Figure record listings:
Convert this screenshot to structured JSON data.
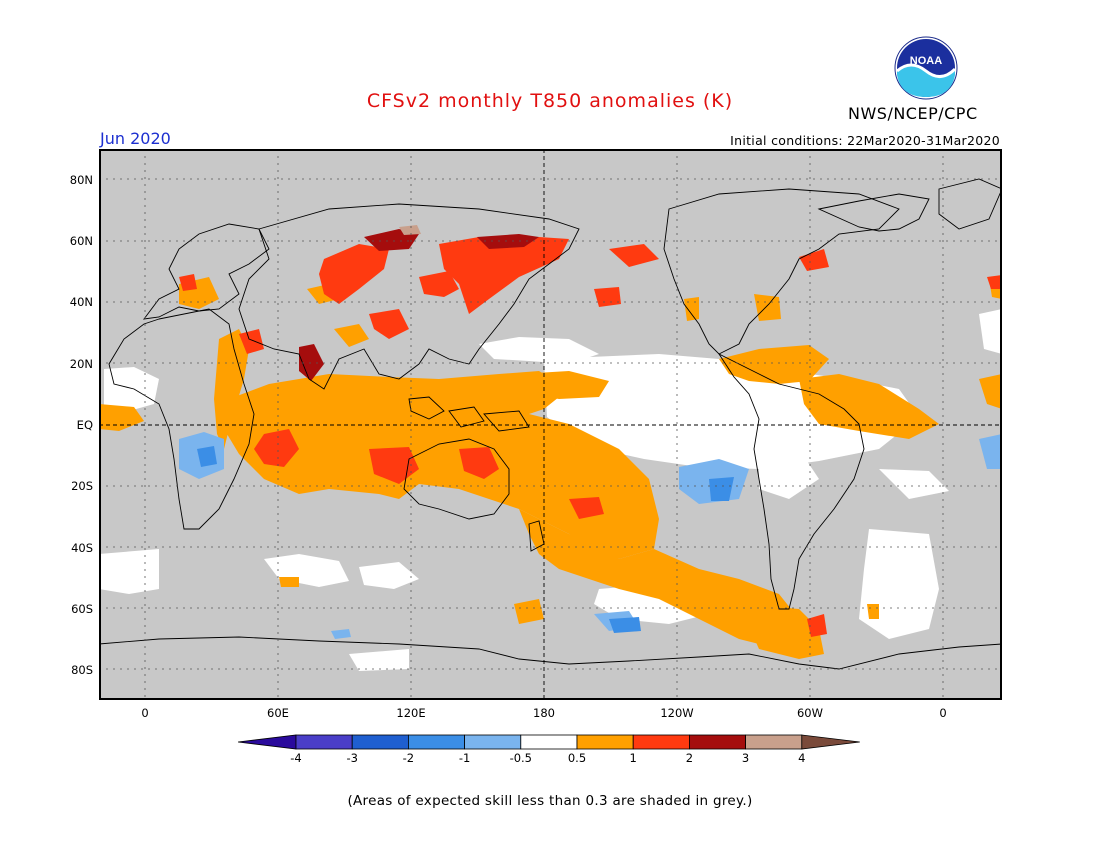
{
  "title": "CFSv2 monthly T850 anomalies (K)",
  "month": "Jun 2020",
  "initial_conditions": "Initial conditions: 22Mar2020-31Mar2020",
  "org": "NWS/NCEP/CPC",
  "logo_text": "NOAA",
  "footnote": "(Areas of expected skill less than 0.3 are shaded in grey.)",
  "lat_labels": [
    "80N",
    "60N",
    "40N",
    "20N",
    "EQ",
    "20S",
    "40S",
    "60S",
    "80S"
  ],
  "lon_labels": [
    "0",
    "60E",
    "120E",
    "180",
    "120W",
    "60W",
    "0"
  ],
  "colorbar": {
    "labels": [
      "-4",
      "-3",
      "-2",
      "-1",
      "-0.5",
      "0.5",
      "1",
      "2",
      "3",
      "4"
    ],
    "colors": [
      "#2a0a9c",
      "#4a3ec8",
      "#1f5fd0",
      "#3b8ee6",
      "#7ab4ee",
      "#ffffff",
      "#ffa000",
      "#ff3a10",
      "#a50d0d",
      "#c9a08c",
      "#7a4a3a"
    ]
  },
  "colors": {
    "grey_mask": "#c8c8c8",
    "neutral": "#ffffff",
    "orange": "#ffa000",
    "red": "#ff3a10",
    "darkred": "#a50d0d",
    "lightblue": "#7ab4ee",
    "blue": "#3b8ee6"
  }
}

What you are asked to do:
Transcribe the material exactly, and leave out whatever pictures it holds.

Full output:
Convert this screenshot to structured JSON data.
{
  "title": "CFSv2 monthly T850 anomalies (K)",
  "month": "Jun 2020",
  "initial_conditions": "Initial conditions: 22Mar2020-31Mar2020",
  "org": "NWS/NCEP/CPC",
  "logo_text": "NOAA",
  "footnote": "(Areas of expected skill less than 0.3 are shaded in grey.)",
  "lat_labels": [
    "80N",
    "60N",
    "40N",
    "20N",
    "EQ",
    "20S",
    "40S",
    "60S",
    "80S"
  ],
  "lon_labels": [
    "0",
    "60E",
    "120E",
    "180",
    "120W",
    "60W",
    "0"
  ],
  "colorbar": {
    "labels": [
      "-4",
      "-3",
      "-2",
      "-1",
      "-0.5",
      "0.5",
      "1",
      "2",
      "3",
      "4"
    ],
    "colors": [
      "#2a0a9c",
      "#4a3ec8",
      "#1f5fd0",
      "#3b8ee6",
      "#7ab4ee",
      "#ffffff",
      "#ffa000",
      "#ff3a10",
      "#a50d0d",
      "#c9a08c",
      "#7a4a3a"
    ]
  },
  "colors": {
    "grey_mask": "#c8c8c8",
    "neutral": "#ffffff",
    "orange": "#ffa000",
    "red": "#ff3a10",
    "darkred": "#a50d0d",
    "lightblue": "#7ab4ee",
    "blue": "#3b8ee6"
  }
}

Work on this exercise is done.